(Records supplied)
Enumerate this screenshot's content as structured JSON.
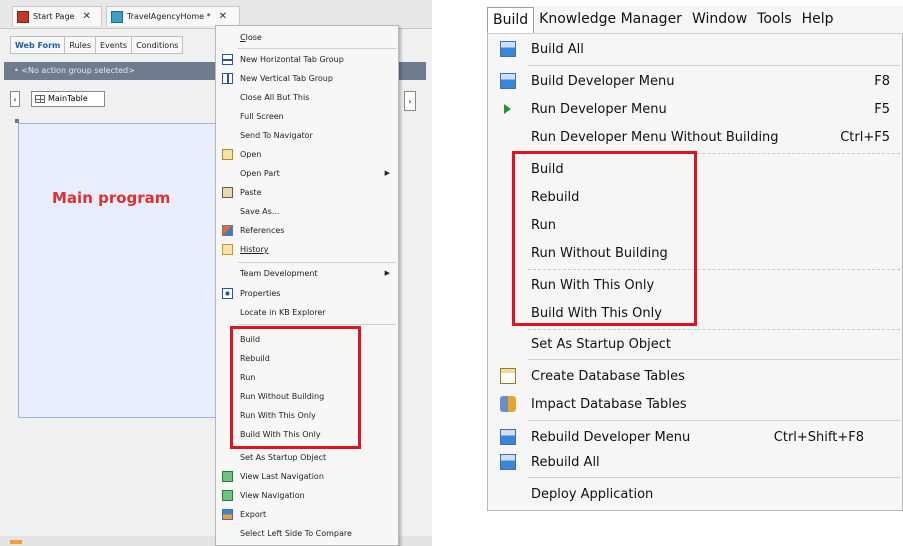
{
  "left_window": {
    "tabs": [
      {
        "label": "Start Page",
        "close": "✕"
      },
      {
        "label": "TravelAgencyHome *",
        "close": "✕"
      }
    ],
    "subtabs": [
      "Web Form",
      "Rules",
      "Events",
      "Conditions"
    ],
    "action_group": "• <No action group selected>",
    "maintable": "MainTable",
    "canvas_text": "Main program",
    "context_menu": {
      "items": [
        {
          "label": "Close",
          "u": "C",
          "rest": "lose"
        },
        {
          "label": "New Horizontal Tab Group"
        },
        {
          "label": "New Vertical Tab Group"
        },
        {
          "label": "Close All But This"
        },
        {
          "label": "Full Screen"
        },
        {
          "label": "Send To Navigator"
        },
        {
          "label": "Open"
        },
        {
          "label": "Open Part"
        },
        {
          "label": "Paste"
        },
        {
          "label": "Save As..."
        },
        {
          "label": "References"
        },
        {
          "label": "History"
        },
        {
          "label": "Team Development"
        },
        {
          "label": "Properties"
        },
        {
          "label": "Locate in KB Explorer"
        },
        {
          "label": "Build"
        },
        {
          "label": "Rebuild"
        },
        {
          "label": "Run"
        },
        {
          "label": "Run Without Building"
        },
        {
          "label": "Run With This Only"
        },
        {
          "label": "Build With This Only"
        },
        {
          "label": "Set As Startup Object"
        },
        {
          "label": "View Last Navigation"
        },
        {
          "label": "View Navigation"
        },
        {
          "label": "Export"
        },
        {
          "label": "Select Left Side To Compare"
        }
      ]
    }
  },
  "right_window": {
    "menubar": [
      "Build",
      "Knowledge Manager",
      "Window",
      "Tools",
      "Help"
    ],
    "items": [
      {
        "label": "Build All",
        "shortcut": ""
      },
      {
        "label": "Build Developer Menu",
        "shortcut": "F8"
      },
      {
        "label": "Run Developer Menu",
        "shortcut": "F5"
      },
      {
        "label": "Run Developer Menu Without Building",
        "shortcut": "Ctrl+F5"
      },
      {
        "label": "Build",
        "shortcut": ""
      },
      {
        "label": "Rebuild",
        "shortcut": ""
      },
      {
        "label": "Run",
        "shortcut": ""
      },
      {
        "label": "Run Without Building",
        "shortcut": ""
      },
      {
        "label": "Run With This Only",
        "shortcut": ""
      },
      {
        "label": "Build With This Only",
        "shortcut": ""
      },
      {
        "label": "Set As Startup Object",
        "shortcut": ""
      },
      {
        "label": "Create Database Tables",
        "shortcut": ""
      },
      {
        "label": "Impact Database Tables",
        "shortcut": ""
      },
      {
        "label": "Rebuild Developer Menu",
        "shortcut": "Ctrl+Shift+F8"
      },
      {
        "label": "Rebuild All",
        "shortcut": ""
      },
      {
        "label": "Deploy Application",
        "shortcut": ""
      }
    ]
  },
  "colors": {
    "highlight": "#e0141e",
    "canvas": "#e8eefe",
    "main_program": "#e03030"
  }
}
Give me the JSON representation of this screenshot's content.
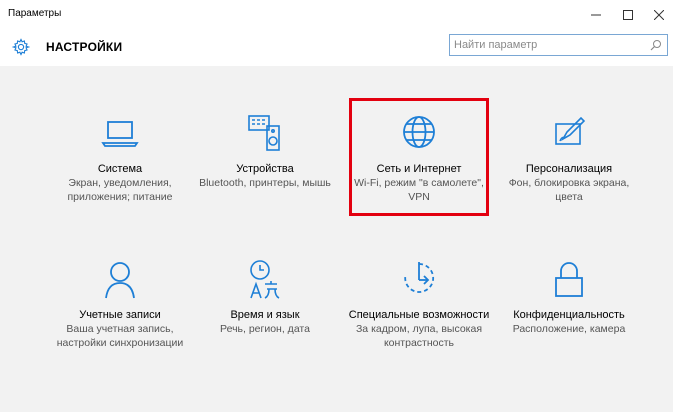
{
  "window": {
    "title": "Параметры"
  },
  "header": {
    "title": "НАСТРОЙКИ"
  },
  "search": {
    "placeholder": "Найти параметр"
  },
  "colors": {
    "accent": "#1e7fd6",
    "highlight": "#e3000f"
  },
  "tiles": [
    {
      "icon": "laptop-icon",
      "name": "Система",
      "desc": "Экран, уведомления, приложения; питание"
    },
    {
      "icon": "devices-icon",
      "name": "Устройства",
      "desc": "Bluetooth, принтеры, мышь"
    },
    {
      "icon": "globe-icon",
      "name": "Сеть и Интернет",
      "desc": "Wi-Fi, режим \"в самолете\", VPN"
    },
    {
      "icon": "personalization-icon",
      "name": "Персонализация",
      "desc": "Фон, блокировка экрана, цвета"
    },
    {
      "icon": "person-icon",
      "name": "Учетные записи",
      "desc": "Ваша учетная запись, настройки синхронизации"
    },
    {
      "icon": "time-language-icon",
      "name": "Время и язык",
      "desc": "Речь, регион, дата"
    },
    {
      "icon": "accessibility-icon",
      "name": "Специальные возможности",
      "desc": "За кадром, лупа, высокая контрастность"
    },
    {
      "icon": "lock-icon",
      "name": "Конфиденциальность",
      "desc": "Расположение, камера"
    }
  ]
}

(Written problem) Transcribe every entry above exactly. Omit all pictures.

(Result for this task)
Enumerate this screenshot's content as structured JSON.
{
  "left_window": {
    "tabs": [
      {
        "label": "Start Page",
        "close": "✕"
      },
      {
        "label": "TravelAgencyHome *",
        "close": "✕"
      }
    ],
    "subtabs": [
      "Web Form",
      "Rules",
      "Events",
      "Conditions"
    ],
    "action_group": "• <No action group selected>",
    "maintable": "MainTable",
    "canvas_text": "Main program",
    "context_menu": {
      "items": [
        {
          "label": "Close",
          "u": "C",
          "rest": "lose"
        },
        {
          "label": "New Horizontal Tab Group"
        },
        {
          "label": "New Vertical Tab Group"
        },
        {
          "label": "Close All But This"
        },
        {
          "label": "Full Screen"
        },
        {
          "label": "Send To Navigator"
        },
        {
          "label": "Open"
        },
        {
          "label": "Open Part"
        },
        {
          "label": "Paste"
        },
        {
          "label": "Save As..."
        },
        {
          "label": "References"
        },
        {
          "label": "History"
        },
        {
          "label": "Team Development"
        },
        {
          "label": "Properties"
        },
        {
          "label": "Locate in KB Explorer"
        },
        {
          "label": "Build"
        },
        {
          "label": "Rebuild"
        },
        {
          "label": "Run"
        },
        {
          "label": "Run Without Building"
        },
        {
          "label": "Run With This Only"
        },
        {
          "label": "Build With This Only"
        },
        {
          "label": "Set As Startup Object"
        },
        {
          "label": "View Last Navigation"
        },
        {
          "label": "View Navigation"
        },
        {
          "label": "Export"
        },
        {
          "label": "Select Left Side To Compare"
        }
      ]
    }
  },
  "right_window": {
    "menubar": [
      "Build",
      "Knowledge Manager",
      "Window",
      "Tools",
      "Help"
    ],
    "items": [
      {
        "label": "Build All",
        "shortcut": ""
      },
      {
        "label": "Build Developer Menu",
        "shortcut": "F8"
      },
      {
        "label": "Run Developer Menu",
        "shortcut": "F5"
      },
      {
        "label": "Run Developer Menu Without Building",
        "shortcut": "Ctrl+F5"
      },
      {
        "label": "Build",
        "shortcut": ""
      },
      {
        "label": "Rebuild",
        "shortcut": ""
      },
      {
        "label": "Run",
        "shortcut": ""
      },
      {
        "label": "Run Without Building",
        "shortcut": ""
      },
      {
        "label": "Run With This Only",
        "shortcut": ""
      },
      {
        "label": "Build With This Only",
        "shortcut": ""
      },
      {
        "label": "Set As Startup Object",
        "shortcut": ""
      },
      {
        "label": "Create Database Tables",
        "shortcut": ""
      },
      {
        "label": "Impact Database Tables",
        "shortcut": ""
      },
      {
        "label": "Rebuild Developer Menu",
        "shortcut": "Ctrl+Shift+F8"
      },
      {
        "label": "Rebuild All",
        "shortcut": ""
      },
      {
        "label": "Deploy Application",
        "shortcut": ""
      }
    ]
  },
  "colors": {
    "highlight": "#e0141e",
    "canvas": "#e8eefe",
    "main_program": "#e03030"
  }
}
Give me the JSON representation of this screenshot's content.
{
  "window": {
    "title": "Параметры"
  },
  "header": {
    "title": "НАСТРОЙКИ"
  },
  "search": {
    "placeholder": "Найти параметр"
  },
  "colors": {
    "accent": "#1e7fd6",
    "highlight": "#e3000f"
  },
  "tiles": [
    {
      "icon": "laptop-icon",
      "name": "Система",
      "desc": "Экран, уведомления, приложения; питание"
    },
    {
      "icon": "devices-icon",
      "name": "Устройства",
      "desc": "Bluetooth, принтеры, мышь"
    },
    {
      "icon": "globe-icon",
      "name": "Сеть и Интернет",
      "desc": "Wi-Fi, режим \"в самолете\", VPN"
    },
    {
      "icon": "personalization-icon",
      "name": "Персонализация",
      "desc": "Фон, блокировка экрана, цвета"
    },
    {
      "icon": "person-icon",
      "name": "Учетные записи",
      "desc": "Ваша учетная запись, настройки синхронизации"
    },
    {
      "icon": "time-language-icon",
      "name": "Время и язык",
      "desc": "Речь, регион, дата"
    },
    {
      "icon": "accessibility-icon",
      "name": "Специальные возможности",
      "desc": "За кадром, лупа, высокая контрастность"
    },
    {
      "icon": "lock-icon",
      "name": "Конфиденциальность",
      "desc": "Расположение, камера"
    }
  ]
}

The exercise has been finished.